[Part of a data file]
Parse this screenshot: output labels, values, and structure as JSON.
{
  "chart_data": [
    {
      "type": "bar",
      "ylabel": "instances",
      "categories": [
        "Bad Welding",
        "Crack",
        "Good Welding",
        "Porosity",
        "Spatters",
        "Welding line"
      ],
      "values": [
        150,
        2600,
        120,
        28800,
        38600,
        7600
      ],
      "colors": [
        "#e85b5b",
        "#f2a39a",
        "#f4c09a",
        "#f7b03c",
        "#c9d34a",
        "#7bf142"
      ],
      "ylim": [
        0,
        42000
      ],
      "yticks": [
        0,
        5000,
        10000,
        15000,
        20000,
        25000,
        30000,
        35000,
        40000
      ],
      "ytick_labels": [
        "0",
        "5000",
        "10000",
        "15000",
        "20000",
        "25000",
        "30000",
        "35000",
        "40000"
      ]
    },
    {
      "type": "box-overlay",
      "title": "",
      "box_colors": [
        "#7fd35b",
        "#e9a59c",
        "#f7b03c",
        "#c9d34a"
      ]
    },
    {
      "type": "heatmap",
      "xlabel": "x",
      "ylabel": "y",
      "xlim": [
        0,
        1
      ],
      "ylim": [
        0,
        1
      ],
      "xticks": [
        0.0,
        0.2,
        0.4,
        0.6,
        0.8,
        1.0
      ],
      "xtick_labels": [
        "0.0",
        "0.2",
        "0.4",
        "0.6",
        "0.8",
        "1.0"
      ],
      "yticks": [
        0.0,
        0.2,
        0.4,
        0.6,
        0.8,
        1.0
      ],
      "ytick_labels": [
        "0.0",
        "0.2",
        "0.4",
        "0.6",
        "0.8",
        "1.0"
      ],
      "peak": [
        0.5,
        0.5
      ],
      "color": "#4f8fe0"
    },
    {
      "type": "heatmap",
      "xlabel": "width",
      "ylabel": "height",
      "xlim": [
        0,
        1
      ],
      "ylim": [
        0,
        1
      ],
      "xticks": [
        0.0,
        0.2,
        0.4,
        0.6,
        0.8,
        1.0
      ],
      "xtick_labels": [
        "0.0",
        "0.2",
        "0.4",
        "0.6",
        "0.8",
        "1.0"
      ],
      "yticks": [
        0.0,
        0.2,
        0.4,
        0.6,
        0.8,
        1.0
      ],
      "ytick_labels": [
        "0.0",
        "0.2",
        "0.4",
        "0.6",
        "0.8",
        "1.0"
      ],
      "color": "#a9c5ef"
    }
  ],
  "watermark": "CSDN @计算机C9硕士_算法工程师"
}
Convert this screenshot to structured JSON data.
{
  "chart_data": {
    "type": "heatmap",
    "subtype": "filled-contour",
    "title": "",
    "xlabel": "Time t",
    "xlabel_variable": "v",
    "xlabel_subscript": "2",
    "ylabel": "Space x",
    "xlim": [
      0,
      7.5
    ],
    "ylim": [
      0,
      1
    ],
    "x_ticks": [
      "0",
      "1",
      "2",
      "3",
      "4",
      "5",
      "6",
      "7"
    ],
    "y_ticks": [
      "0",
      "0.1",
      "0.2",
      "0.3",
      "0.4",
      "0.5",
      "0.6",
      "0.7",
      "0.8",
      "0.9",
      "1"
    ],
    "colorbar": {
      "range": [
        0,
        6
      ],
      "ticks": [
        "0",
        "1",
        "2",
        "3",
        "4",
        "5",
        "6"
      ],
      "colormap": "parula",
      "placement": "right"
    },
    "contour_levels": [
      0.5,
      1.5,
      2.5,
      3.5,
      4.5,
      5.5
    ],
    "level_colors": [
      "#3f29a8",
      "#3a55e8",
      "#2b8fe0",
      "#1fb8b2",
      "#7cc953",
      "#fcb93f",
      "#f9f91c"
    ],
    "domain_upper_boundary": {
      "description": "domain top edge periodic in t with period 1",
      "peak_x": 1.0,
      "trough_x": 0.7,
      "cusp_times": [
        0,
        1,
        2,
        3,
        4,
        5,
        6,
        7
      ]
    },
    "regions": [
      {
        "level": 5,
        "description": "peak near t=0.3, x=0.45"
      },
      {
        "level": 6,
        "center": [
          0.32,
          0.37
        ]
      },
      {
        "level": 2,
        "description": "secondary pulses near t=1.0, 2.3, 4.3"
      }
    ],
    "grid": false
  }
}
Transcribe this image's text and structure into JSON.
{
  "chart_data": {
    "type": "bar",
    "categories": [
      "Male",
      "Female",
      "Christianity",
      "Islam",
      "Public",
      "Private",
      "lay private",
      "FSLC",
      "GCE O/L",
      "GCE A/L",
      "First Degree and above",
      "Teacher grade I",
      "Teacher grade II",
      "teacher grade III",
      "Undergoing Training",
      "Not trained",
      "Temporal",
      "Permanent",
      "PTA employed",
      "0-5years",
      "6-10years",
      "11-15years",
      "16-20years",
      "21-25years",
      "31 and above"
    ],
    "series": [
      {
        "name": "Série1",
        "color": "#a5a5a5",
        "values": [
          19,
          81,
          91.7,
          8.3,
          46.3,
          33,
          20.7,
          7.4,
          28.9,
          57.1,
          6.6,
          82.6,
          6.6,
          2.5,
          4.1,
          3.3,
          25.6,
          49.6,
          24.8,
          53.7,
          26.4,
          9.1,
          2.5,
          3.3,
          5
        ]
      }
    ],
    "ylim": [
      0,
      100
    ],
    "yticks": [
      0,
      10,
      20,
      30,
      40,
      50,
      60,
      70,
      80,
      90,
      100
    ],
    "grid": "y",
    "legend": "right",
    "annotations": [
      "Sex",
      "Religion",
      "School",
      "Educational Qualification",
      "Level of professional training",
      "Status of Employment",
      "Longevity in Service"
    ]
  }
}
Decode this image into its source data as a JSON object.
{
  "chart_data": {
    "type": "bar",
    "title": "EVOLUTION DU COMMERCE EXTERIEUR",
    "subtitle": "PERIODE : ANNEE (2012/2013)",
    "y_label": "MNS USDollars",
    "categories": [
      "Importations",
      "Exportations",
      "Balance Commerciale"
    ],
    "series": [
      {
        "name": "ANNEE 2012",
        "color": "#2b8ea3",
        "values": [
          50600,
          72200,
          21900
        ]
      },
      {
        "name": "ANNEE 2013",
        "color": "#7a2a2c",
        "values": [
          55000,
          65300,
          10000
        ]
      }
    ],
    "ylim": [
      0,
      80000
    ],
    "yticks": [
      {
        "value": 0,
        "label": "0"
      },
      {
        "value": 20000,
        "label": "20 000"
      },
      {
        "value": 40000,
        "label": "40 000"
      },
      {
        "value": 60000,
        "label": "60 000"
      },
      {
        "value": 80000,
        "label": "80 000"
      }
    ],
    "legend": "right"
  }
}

Description of the task
Check the data for the word "image" and pull out the lines that have it.

Answer to this exercise
Transcribe this image's text and structure into JSON.
Decode this image into its source data as a JSON object.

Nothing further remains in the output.